• Entries provided
+++++
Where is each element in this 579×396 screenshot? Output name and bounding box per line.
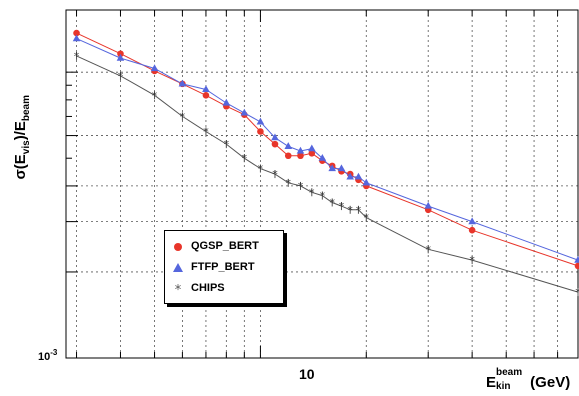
+++++
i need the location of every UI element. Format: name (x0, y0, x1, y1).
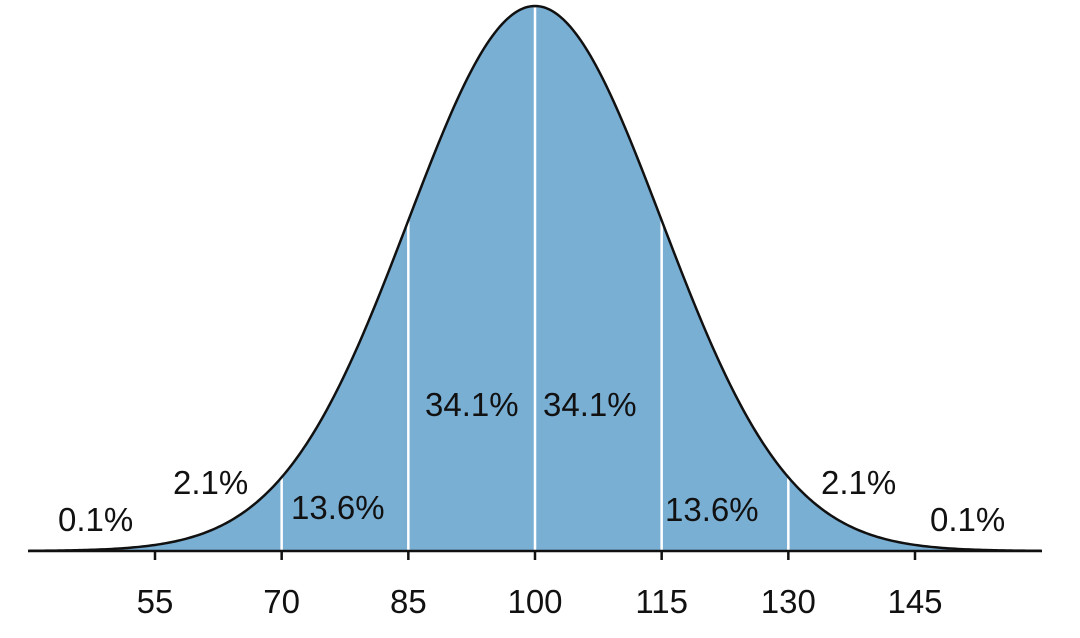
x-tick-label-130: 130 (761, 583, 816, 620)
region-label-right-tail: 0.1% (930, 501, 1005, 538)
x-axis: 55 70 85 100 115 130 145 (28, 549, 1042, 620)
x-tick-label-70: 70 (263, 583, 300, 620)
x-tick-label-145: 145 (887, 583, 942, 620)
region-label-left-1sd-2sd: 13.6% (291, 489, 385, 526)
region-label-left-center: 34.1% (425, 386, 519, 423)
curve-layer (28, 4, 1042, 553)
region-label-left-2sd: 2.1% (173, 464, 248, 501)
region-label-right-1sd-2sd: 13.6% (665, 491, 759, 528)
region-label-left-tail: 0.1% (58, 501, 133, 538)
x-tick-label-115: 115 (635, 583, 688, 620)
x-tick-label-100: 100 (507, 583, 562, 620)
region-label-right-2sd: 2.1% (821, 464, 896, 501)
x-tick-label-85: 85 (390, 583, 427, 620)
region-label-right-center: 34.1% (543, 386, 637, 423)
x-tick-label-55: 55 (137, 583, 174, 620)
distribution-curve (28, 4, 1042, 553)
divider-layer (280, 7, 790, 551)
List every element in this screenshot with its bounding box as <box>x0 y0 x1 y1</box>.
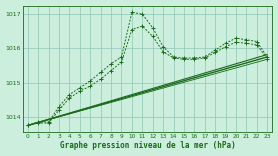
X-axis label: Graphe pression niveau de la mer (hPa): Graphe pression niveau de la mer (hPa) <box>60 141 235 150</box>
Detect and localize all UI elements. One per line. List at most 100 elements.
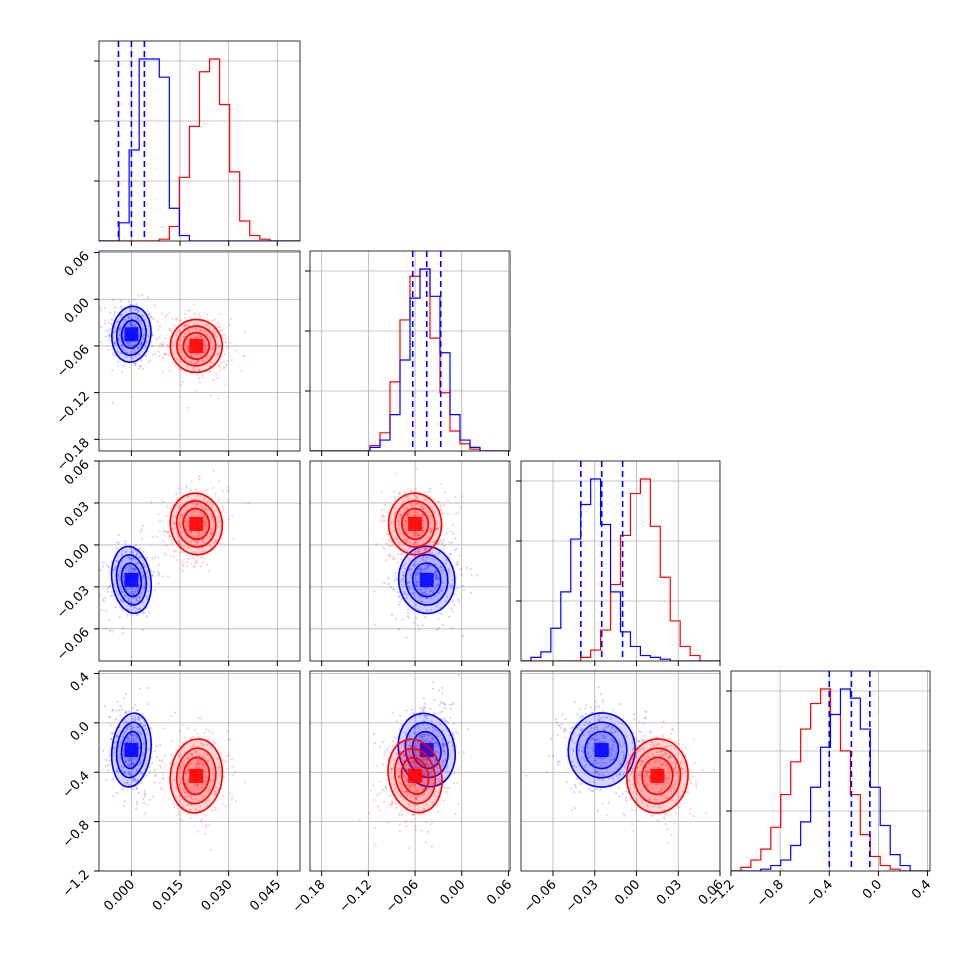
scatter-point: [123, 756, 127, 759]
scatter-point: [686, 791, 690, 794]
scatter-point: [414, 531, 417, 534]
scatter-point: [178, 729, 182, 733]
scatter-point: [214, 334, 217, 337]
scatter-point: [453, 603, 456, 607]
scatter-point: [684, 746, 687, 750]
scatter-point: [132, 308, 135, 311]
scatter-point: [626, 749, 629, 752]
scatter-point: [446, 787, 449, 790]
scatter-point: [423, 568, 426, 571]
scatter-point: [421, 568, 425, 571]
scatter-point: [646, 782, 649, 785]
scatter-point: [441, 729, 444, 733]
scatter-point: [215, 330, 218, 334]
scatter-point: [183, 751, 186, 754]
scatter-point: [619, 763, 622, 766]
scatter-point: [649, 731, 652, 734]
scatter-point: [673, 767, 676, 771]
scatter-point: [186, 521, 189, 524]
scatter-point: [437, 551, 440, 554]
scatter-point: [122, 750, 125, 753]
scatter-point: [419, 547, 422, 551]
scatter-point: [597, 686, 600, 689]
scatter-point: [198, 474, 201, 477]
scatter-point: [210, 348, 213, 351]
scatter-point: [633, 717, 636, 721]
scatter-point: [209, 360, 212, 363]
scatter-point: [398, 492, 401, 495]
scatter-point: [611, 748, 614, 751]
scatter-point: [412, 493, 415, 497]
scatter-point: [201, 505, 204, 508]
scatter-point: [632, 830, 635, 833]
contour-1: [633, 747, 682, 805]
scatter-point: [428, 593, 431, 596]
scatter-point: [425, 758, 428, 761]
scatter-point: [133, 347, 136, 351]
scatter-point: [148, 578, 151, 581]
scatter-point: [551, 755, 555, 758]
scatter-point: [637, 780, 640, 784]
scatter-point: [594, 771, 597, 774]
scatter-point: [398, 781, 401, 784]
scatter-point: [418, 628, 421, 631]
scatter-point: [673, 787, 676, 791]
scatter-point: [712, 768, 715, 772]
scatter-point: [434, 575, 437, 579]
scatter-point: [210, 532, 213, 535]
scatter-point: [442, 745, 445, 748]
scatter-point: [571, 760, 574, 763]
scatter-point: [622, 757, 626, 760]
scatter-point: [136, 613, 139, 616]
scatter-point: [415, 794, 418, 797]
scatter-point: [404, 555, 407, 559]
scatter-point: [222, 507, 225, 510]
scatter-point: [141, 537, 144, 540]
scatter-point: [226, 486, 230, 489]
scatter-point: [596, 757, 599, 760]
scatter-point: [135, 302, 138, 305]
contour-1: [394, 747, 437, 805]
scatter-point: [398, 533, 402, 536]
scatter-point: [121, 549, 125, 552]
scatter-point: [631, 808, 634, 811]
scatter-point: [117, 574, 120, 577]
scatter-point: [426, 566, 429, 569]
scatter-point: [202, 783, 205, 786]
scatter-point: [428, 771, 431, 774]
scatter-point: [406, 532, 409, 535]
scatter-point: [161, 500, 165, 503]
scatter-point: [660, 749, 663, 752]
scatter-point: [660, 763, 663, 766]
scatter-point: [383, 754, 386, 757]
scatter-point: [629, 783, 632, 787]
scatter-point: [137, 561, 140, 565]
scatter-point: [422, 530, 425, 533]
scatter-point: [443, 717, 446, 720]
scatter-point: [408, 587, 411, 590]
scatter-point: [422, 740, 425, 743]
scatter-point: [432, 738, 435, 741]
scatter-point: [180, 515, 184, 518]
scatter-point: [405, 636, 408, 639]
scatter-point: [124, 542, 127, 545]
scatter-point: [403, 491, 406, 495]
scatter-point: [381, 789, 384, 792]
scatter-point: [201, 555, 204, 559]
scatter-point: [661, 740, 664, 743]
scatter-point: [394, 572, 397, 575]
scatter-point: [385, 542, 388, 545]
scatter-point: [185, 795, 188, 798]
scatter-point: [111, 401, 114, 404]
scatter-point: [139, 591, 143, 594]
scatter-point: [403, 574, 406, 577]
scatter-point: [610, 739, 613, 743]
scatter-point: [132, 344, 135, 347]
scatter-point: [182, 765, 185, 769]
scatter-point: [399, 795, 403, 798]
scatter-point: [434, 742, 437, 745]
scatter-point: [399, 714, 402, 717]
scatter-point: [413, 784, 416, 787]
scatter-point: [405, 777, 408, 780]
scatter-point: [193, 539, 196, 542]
+++++
• Task description
Please switch "x-tick-label" to "x-axis-tick" in the lines from the line with "i need the location" through the line with "x-tick-label-145: 145 (887, 583, 942, 620)", and give back only those lines with nothing else changed. Leave the pictures out of your answer.

• Finished answer
i need the location of every UI element. Format: name (x0, y0, x1, y1).
x-axis-tick-130: 130 (761, 583, 816, 620)
region-label-right-tail: 0.1% (930, 501, 1005, 538)
x-axis: 55 70 85 100 115 130 145 (28, 549, 1042, 620)
x-axis-tick-70: 70 (263, 583, 300, 620)
x-axis-tick-145: 145 (887, 583, 942, 620)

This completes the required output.